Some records
• • • • •

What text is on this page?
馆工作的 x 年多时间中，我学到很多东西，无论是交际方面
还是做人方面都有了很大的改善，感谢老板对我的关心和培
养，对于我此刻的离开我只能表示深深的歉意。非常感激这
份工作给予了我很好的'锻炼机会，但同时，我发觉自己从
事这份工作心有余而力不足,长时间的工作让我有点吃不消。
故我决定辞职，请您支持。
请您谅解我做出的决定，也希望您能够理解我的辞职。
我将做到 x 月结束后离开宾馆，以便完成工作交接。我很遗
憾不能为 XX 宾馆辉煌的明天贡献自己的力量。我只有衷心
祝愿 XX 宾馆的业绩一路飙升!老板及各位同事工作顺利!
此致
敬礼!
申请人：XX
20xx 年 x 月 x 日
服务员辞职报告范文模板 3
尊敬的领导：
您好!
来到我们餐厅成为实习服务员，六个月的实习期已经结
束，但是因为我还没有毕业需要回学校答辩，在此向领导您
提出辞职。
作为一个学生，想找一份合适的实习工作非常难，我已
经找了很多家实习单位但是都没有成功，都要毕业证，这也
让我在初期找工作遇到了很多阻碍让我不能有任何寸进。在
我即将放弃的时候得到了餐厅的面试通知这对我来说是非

• • • • •

What the exercise asks =
Take the data above and return it exactly.

Exercise solution =
What text is on this page?
馆工作的 x 年多时间中，我学到很多东西，无论是交际方面
还是做人方面都有了很大的改善，感谢老板对我的关心和培
养，对于我此刻的离开我只能表示深深的歉意。非常感激这
份工作给予了我很好的'锻炼机会，但同时，我发觉自己从
事这份工作心有余而力不足,长时间的工作让我有点吃不消。
故我决定辞职，请您支持。
请您谅解我做出的决定，也希望您能够理解我的辞职。
我将做到 x 月结束后离开宾馆，以便完成工作交接。我很遗
憾不能为 XX 宾馆辉煌的明天贡献自己的力量。我只有衷心
祝愿 XX 宾馆的业绩一路飙升!老板及各位同事工作顺利!
此致
敬礼!
申请人：XX
20xx 年 x 月 x 日
服务员辞职报告范文模板 3
尊敬的领导：
您好!
来到我们餐厅成为实习服务员，六个月的实习期已经结
束，但是因为我还没有毕业需要回学校答辩，在此向领导您
提出辞职。
作为一个学生，想找一份合适的实习工作非常难，我已
经找了很多家实习单位但是都没有成功，都要毕业证，这也
让我在初期找工作遇到了很多阻碍让我不能有任何寸进。在
我即将放弃的时候得到了餐厅的面试通知这对我来说是非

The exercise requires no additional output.